* SUPPLIED INFORMATION:
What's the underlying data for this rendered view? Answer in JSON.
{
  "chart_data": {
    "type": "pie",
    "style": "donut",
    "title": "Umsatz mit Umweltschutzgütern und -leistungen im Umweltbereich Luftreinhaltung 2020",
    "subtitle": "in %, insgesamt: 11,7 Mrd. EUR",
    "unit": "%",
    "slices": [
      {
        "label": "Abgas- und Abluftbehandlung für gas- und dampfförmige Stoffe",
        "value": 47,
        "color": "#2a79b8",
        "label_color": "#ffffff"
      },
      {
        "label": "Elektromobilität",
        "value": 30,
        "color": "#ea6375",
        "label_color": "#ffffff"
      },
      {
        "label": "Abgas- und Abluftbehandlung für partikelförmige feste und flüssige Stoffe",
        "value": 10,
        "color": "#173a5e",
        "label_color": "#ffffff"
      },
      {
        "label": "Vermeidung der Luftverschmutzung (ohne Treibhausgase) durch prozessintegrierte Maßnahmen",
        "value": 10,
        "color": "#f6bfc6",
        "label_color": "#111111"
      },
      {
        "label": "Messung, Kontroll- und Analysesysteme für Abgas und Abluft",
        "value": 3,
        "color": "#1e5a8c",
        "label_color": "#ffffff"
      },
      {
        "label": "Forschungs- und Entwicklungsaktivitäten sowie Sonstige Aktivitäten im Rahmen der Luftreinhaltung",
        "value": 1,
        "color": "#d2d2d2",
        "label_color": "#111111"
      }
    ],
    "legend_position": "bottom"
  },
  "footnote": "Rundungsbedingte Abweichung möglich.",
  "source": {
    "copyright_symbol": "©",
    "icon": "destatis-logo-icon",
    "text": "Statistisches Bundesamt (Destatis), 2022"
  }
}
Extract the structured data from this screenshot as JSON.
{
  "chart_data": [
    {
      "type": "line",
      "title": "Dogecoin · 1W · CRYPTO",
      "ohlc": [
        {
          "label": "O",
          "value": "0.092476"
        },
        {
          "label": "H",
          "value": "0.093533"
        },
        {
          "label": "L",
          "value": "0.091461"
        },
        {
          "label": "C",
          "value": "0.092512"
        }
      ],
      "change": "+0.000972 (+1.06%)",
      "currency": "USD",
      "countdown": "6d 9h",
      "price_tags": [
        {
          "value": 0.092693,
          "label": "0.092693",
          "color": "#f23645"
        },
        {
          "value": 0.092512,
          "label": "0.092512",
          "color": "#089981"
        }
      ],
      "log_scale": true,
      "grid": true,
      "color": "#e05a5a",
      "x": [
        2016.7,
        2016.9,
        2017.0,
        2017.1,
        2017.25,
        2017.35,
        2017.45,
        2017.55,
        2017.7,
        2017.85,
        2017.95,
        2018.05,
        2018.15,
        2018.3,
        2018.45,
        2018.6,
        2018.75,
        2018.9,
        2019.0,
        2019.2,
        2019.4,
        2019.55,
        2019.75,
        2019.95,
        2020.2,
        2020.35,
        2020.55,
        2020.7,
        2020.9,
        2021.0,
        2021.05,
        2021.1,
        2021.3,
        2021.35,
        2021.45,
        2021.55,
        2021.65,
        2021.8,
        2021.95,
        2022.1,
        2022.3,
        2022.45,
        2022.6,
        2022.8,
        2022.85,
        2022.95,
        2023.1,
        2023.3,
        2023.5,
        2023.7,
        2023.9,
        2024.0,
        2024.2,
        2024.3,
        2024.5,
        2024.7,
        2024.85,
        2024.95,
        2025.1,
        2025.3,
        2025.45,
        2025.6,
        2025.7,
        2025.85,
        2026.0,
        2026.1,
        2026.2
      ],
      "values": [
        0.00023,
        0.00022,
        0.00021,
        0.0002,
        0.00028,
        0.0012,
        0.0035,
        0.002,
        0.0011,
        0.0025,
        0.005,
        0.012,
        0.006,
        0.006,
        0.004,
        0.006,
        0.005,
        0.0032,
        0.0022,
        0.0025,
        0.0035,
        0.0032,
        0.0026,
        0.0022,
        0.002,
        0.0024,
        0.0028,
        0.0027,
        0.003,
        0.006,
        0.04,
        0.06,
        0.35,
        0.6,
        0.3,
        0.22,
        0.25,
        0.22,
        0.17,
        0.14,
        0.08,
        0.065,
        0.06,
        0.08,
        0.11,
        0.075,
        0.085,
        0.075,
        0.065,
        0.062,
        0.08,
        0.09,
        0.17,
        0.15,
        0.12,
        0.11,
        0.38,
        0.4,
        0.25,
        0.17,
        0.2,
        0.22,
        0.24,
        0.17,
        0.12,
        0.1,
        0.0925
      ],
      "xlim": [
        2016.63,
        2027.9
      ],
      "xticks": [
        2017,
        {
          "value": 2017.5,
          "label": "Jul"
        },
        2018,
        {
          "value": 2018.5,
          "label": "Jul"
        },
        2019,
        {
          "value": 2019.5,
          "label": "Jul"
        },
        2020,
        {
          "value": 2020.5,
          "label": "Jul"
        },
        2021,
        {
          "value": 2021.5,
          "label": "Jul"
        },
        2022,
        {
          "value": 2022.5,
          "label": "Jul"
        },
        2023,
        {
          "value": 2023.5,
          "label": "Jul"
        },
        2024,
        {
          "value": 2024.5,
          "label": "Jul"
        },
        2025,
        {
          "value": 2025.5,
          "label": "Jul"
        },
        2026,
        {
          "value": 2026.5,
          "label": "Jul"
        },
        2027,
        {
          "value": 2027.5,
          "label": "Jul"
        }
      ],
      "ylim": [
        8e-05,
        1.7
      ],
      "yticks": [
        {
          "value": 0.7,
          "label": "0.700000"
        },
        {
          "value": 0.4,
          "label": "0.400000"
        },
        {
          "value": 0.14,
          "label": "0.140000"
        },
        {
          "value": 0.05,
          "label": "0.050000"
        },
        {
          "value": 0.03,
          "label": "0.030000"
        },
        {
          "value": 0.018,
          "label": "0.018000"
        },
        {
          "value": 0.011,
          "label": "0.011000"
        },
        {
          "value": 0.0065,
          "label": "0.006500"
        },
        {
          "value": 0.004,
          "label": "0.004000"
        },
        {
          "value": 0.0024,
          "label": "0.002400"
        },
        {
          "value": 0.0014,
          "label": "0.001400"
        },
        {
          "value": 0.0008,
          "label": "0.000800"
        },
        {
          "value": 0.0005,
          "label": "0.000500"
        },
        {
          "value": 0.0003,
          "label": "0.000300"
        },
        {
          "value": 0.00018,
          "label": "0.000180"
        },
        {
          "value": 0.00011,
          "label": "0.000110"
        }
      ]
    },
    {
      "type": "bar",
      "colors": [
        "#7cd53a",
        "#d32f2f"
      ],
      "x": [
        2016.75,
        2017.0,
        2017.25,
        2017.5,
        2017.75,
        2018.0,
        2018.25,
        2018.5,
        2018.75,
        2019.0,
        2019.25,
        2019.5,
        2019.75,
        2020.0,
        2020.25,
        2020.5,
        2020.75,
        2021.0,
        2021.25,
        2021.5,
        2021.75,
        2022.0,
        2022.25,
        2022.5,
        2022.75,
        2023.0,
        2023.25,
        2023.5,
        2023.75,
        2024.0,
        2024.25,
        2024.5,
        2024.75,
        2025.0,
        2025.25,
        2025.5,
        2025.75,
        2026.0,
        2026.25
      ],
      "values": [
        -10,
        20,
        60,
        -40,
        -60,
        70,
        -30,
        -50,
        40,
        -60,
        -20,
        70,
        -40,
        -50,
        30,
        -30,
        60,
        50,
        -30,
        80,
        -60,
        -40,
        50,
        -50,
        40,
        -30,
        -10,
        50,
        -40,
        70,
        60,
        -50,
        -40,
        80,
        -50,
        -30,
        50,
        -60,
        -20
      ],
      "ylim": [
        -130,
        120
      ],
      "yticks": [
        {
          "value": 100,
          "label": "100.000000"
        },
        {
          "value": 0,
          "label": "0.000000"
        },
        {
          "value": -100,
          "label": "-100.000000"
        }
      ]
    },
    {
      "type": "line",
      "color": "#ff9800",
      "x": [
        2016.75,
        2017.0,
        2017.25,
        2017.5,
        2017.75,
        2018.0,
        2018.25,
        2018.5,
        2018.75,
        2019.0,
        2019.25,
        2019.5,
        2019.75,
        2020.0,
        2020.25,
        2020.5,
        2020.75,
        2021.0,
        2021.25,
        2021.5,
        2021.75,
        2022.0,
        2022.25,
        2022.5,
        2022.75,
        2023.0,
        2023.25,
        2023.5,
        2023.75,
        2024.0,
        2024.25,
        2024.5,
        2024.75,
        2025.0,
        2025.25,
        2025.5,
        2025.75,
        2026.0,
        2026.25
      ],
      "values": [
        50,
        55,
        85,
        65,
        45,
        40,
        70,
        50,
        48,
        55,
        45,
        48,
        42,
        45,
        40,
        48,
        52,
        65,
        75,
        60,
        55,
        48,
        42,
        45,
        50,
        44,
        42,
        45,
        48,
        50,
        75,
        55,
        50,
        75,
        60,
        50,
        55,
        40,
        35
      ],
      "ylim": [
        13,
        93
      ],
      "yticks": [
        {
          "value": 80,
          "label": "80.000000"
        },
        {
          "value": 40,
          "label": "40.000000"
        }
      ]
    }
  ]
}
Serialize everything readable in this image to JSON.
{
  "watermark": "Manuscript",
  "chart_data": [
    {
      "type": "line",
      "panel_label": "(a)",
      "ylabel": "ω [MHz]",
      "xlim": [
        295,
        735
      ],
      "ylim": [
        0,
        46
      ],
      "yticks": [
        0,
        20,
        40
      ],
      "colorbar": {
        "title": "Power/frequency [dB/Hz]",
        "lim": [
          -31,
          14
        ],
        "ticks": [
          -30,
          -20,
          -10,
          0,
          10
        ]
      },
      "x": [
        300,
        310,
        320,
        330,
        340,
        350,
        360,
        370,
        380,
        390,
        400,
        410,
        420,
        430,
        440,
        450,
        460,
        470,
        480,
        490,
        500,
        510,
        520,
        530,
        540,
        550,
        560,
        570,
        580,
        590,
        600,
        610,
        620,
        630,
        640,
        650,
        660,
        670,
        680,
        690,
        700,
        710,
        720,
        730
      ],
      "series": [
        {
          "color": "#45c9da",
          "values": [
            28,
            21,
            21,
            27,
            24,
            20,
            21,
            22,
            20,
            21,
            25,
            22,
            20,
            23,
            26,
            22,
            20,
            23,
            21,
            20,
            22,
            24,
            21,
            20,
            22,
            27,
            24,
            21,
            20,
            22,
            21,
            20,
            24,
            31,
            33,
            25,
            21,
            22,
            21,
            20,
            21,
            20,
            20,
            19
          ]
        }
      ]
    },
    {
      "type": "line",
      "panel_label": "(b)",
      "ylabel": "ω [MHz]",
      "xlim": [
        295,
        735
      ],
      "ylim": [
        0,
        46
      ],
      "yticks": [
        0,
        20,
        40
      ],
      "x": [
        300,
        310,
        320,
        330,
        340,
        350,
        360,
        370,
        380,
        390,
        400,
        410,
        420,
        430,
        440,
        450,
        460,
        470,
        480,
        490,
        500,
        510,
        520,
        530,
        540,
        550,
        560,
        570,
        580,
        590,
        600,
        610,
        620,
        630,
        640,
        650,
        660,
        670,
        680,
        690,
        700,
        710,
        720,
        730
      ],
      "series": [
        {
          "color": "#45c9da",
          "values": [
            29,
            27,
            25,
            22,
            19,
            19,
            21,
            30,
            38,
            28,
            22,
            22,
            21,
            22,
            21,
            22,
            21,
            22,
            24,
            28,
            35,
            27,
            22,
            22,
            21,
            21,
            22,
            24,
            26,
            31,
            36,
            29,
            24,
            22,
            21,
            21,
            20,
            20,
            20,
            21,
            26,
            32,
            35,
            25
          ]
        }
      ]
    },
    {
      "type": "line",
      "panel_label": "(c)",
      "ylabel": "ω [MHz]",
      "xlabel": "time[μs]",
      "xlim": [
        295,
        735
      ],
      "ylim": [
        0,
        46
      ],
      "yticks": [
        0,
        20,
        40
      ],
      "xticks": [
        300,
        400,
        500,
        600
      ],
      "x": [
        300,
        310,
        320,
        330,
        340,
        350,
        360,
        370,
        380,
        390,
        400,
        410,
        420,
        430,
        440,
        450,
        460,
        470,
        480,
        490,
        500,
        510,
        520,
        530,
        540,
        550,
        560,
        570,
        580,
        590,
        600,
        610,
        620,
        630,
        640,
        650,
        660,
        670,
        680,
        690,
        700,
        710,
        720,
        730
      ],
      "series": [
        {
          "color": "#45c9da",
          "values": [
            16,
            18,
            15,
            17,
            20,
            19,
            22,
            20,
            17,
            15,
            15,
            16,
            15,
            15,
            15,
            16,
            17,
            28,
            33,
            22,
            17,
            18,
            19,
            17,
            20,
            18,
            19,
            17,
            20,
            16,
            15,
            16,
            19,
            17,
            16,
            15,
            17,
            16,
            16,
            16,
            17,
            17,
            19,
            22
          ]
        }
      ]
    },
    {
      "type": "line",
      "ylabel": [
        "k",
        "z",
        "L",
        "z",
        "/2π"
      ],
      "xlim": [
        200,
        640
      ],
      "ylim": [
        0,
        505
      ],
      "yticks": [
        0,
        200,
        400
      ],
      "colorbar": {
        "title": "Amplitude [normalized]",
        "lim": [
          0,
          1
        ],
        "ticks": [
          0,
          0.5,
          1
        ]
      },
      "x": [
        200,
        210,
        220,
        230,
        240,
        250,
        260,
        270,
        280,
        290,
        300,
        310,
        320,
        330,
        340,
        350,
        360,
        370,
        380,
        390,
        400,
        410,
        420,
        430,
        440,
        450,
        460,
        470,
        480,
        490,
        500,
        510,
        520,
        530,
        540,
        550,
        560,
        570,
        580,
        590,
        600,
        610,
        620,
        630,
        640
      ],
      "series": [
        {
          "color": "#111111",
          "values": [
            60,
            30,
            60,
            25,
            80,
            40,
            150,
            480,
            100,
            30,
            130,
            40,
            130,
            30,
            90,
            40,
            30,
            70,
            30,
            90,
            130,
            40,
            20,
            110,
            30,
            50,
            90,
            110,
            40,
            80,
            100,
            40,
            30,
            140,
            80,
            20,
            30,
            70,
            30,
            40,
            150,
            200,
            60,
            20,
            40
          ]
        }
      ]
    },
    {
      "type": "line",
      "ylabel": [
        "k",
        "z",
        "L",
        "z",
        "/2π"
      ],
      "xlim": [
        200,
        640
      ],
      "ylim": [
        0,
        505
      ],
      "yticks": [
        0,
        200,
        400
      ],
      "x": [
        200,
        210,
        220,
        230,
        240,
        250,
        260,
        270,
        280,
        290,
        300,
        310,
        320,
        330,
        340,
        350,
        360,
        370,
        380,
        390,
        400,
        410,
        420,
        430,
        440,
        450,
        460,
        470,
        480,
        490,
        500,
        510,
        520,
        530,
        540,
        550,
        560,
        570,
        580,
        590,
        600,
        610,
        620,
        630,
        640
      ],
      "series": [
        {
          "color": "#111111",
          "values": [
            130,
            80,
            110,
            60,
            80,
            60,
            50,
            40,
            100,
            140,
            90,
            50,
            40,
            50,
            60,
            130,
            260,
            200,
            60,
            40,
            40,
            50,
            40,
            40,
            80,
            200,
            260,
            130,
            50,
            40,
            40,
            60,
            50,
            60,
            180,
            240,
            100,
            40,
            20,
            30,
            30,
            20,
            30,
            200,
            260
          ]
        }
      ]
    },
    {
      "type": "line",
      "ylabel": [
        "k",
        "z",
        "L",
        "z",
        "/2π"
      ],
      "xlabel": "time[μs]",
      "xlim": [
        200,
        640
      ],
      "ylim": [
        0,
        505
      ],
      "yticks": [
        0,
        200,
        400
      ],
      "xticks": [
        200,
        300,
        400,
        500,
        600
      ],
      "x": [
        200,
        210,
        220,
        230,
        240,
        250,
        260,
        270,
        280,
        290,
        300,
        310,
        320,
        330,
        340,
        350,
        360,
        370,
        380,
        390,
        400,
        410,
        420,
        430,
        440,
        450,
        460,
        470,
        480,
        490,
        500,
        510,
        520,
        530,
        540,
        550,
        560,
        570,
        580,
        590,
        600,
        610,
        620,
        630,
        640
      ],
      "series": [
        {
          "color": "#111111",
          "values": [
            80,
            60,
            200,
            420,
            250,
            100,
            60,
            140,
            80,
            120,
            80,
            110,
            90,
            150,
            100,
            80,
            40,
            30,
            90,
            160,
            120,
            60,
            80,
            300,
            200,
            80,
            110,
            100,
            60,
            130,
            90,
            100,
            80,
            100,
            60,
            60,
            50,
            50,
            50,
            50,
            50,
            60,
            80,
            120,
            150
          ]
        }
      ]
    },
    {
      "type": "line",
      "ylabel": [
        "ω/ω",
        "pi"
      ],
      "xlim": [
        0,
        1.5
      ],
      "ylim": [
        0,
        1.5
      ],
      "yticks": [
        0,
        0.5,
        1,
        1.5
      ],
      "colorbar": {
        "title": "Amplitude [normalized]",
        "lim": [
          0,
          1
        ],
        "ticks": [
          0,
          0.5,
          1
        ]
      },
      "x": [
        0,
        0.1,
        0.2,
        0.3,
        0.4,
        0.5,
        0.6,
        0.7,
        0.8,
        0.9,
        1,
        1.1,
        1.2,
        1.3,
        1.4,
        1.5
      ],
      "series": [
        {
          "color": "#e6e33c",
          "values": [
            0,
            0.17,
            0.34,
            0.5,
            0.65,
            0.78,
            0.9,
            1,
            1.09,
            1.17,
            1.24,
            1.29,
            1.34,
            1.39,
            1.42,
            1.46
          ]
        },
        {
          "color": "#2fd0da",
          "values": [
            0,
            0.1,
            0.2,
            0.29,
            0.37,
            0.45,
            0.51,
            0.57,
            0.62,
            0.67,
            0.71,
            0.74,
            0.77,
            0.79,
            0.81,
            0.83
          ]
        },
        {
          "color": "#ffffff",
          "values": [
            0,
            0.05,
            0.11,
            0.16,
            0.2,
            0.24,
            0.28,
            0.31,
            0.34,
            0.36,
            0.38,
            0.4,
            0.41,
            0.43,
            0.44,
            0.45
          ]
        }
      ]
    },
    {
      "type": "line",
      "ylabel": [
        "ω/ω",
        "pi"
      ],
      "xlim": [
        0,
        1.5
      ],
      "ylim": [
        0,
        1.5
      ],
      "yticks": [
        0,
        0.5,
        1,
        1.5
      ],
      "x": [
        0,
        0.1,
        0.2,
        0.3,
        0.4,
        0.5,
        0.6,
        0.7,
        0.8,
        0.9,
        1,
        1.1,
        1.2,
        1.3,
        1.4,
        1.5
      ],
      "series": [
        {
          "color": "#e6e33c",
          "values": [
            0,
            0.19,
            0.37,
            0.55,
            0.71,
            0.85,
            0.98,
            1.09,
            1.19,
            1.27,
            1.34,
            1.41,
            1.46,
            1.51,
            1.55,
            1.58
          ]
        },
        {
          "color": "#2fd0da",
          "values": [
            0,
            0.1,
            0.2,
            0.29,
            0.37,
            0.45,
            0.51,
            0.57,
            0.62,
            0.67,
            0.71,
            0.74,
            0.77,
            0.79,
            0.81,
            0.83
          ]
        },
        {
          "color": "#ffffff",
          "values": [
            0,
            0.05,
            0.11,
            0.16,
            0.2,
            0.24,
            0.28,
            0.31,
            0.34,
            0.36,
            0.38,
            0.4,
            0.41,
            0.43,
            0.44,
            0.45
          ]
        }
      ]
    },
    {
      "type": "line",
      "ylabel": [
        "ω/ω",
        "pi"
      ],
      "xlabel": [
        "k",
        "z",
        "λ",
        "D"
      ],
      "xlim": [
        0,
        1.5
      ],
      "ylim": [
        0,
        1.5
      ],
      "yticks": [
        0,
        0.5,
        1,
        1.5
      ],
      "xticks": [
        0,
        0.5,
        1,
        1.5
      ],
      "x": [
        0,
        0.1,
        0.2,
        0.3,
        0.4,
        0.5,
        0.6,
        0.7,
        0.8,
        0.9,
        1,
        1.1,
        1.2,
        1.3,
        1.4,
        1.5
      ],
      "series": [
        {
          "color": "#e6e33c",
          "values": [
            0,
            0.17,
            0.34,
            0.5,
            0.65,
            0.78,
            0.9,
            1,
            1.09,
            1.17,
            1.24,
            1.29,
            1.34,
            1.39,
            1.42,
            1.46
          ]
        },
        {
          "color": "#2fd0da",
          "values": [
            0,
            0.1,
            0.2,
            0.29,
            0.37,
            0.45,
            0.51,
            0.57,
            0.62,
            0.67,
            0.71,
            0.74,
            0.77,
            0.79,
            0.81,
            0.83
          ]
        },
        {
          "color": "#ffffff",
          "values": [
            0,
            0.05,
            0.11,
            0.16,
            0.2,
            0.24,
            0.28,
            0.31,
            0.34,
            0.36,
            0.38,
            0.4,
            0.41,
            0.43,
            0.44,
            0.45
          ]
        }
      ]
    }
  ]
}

* PROBLEM DETAILS:
Copy out every line holding the string "this".

* CORRECT OUTPUT:
What's the underlying data for this rendered view? Answer in JSON.
Extract the structured data from this screenshot as JSON.
Serialize everything readable in this image to JSON.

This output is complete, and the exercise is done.